>> Begin

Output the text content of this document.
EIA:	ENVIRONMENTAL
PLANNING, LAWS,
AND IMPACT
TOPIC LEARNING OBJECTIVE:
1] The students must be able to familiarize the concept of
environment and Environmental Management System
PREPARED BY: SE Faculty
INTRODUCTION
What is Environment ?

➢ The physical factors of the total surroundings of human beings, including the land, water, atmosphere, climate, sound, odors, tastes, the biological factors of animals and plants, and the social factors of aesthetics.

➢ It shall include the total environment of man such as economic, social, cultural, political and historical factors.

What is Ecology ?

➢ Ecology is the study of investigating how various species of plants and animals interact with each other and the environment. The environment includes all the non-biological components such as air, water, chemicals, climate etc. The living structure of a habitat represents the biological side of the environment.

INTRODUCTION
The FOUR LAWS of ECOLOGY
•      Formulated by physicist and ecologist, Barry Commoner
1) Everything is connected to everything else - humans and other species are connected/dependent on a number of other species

>> End
>> Begin

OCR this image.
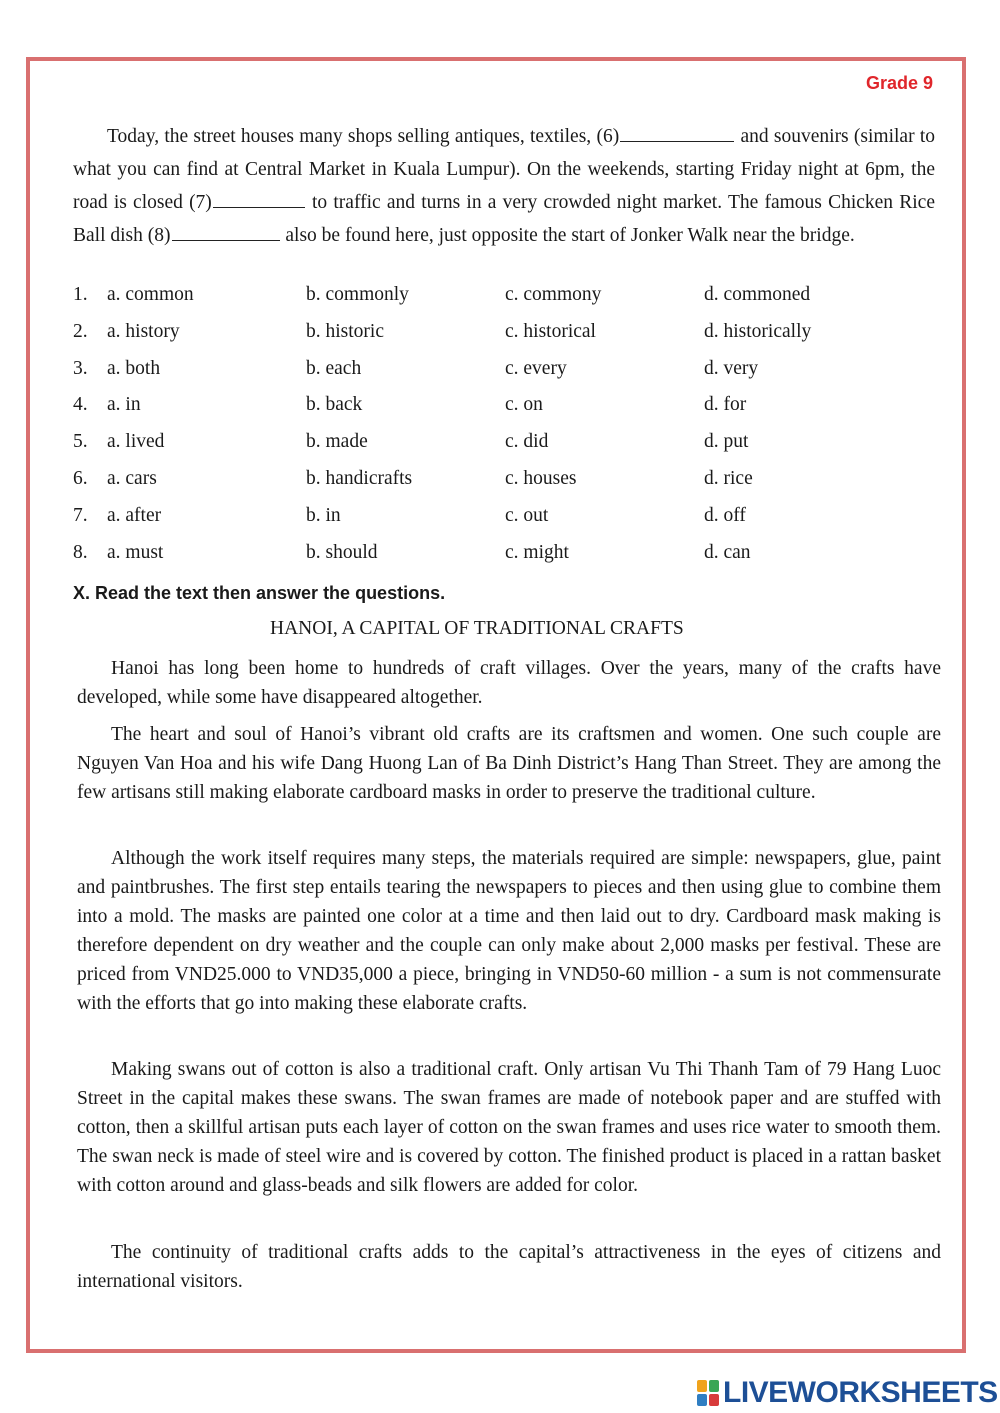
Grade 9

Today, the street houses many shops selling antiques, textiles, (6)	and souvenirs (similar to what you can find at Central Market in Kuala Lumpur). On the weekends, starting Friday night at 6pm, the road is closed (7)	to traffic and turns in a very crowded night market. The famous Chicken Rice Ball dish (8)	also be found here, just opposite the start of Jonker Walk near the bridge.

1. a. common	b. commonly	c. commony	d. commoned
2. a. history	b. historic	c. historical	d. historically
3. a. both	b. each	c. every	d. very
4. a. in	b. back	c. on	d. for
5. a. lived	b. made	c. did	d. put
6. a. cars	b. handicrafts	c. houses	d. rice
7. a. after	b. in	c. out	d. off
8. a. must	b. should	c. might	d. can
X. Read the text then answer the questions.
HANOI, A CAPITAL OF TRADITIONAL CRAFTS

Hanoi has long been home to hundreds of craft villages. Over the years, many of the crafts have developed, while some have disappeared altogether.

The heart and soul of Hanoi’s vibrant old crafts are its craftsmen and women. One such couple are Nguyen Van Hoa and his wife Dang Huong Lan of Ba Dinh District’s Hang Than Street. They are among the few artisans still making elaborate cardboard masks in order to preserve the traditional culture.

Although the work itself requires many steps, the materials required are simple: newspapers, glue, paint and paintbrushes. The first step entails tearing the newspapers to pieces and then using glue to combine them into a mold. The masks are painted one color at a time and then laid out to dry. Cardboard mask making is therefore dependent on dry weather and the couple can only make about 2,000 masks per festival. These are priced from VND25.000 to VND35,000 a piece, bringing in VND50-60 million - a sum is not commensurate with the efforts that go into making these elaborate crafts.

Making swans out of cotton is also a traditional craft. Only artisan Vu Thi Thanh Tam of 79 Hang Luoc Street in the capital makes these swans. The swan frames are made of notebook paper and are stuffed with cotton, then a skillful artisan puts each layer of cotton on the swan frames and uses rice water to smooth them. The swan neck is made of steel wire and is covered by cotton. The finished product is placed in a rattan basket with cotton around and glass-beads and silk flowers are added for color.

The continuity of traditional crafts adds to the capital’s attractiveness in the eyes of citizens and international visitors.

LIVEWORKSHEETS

>> End
>> Begin

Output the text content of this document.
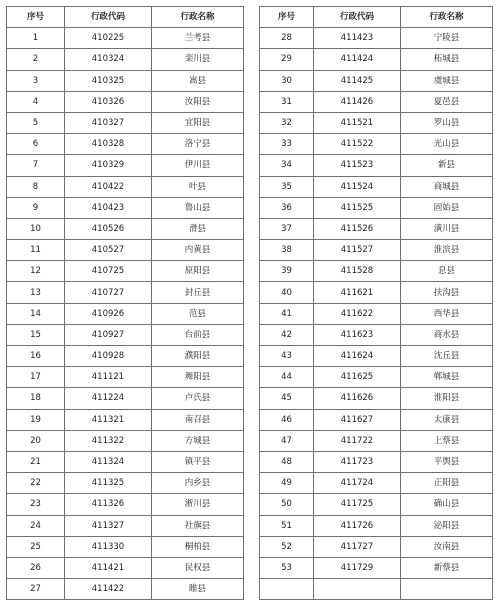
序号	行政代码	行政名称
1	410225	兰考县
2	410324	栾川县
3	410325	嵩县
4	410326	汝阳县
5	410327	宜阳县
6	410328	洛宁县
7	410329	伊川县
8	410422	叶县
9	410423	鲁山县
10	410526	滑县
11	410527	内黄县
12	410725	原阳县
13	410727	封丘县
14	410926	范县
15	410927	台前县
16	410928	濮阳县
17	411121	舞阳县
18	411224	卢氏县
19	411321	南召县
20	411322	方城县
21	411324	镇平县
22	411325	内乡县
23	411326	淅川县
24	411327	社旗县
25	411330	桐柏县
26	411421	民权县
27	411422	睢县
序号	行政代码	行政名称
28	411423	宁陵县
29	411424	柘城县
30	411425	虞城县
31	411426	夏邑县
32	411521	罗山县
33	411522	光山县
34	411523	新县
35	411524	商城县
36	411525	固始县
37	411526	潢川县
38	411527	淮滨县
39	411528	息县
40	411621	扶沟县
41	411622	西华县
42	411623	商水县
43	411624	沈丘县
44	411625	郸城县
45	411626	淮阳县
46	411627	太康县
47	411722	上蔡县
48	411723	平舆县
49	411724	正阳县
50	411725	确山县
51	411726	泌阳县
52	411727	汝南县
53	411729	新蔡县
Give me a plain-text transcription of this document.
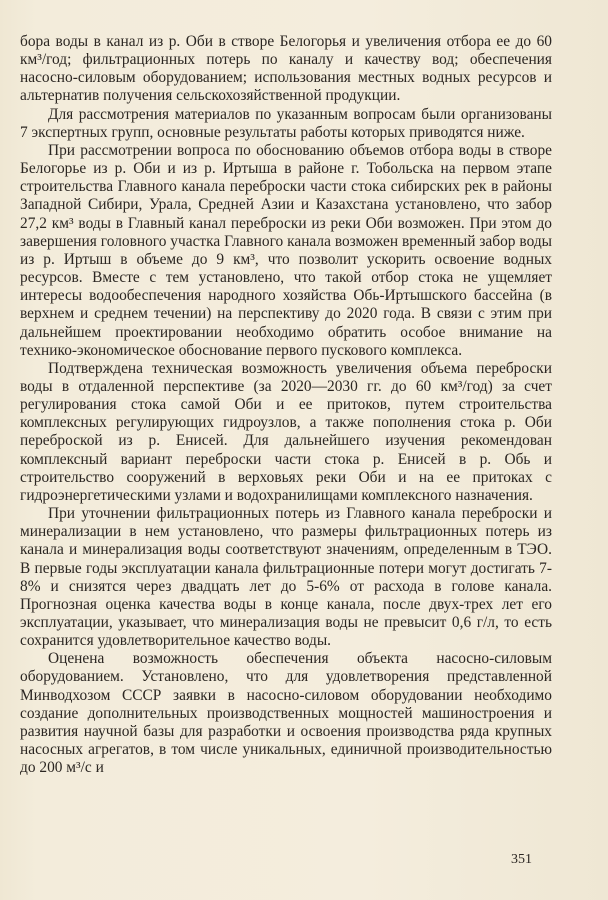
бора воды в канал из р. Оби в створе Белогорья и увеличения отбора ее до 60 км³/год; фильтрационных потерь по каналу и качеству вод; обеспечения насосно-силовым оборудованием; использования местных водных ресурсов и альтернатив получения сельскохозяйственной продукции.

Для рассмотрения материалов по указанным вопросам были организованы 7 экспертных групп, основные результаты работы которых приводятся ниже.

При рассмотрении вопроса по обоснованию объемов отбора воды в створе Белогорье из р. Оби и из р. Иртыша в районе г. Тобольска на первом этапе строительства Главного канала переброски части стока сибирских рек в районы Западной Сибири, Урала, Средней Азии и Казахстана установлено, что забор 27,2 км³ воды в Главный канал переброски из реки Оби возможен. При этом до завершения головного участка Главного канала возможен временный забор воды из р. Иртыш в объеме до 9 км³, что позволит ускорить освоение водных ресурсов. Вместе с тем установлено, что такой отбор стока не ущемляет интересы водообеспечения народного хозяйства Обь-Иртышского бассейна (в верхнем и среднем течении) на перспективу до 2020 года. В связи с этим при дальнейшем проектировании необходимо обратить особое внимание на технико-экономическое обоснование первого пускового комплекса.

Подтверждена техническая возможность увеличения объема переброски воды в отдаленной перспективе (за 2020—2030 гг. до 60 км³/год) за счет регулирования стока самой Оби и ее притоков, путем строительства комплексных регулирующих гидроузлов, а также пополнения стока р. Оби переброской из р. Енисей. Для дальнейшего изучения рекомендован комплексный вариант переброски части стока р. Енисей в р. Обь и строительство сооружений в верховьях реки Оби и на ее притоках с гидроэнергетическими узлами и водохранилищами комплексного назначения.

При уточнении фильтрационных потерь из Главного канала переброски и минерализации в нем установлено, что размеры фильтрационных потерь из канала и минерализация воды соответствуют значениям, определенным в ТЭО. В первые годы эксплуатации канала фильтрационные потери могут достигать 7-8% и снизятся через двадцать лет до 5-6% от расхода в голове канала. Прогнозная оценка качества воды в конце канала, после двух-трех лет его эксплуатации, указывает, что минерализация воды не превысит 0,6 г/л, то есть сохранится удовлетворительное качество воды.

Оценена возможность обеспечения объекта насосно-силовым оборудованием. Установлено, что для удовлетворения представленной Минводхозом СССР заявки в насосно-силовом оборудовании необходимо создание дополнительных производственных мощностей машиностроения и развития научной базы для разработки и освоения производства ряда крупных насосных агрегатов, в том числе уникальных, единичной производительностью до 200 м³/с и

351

>> End

#### Problem
Read through the lines above and collect those that contain the string "masks".

#### Response
The heart and soul of Hanoi’s vibrant old crafts are its craftsmen and women. One such couple are Nguyen Van Hoa and his wife Dang Huong Lan of Ba Dinh District’s Hang Than Street. They are among the few artisans still making elaborate cardboard masks in order to preserve the traditional culture.
Although the work itself requires many steps, the materials required are simple: newspapers, glue, paint and paintbrushes. The first step entails tearing the newspapers to pieces and then using glue to combine them into a mold. The masks are painted one color at a time and then laid out to dry. Cardboard mask making is therefore dependent on dry weather and the couple can only make about 2,000 masks per festival. These are priced from VND25.000 to VND35,000 a piece, bringing in VND50-60 million - a sum is not commensurate with the efforts that go into making these elaborate crafts.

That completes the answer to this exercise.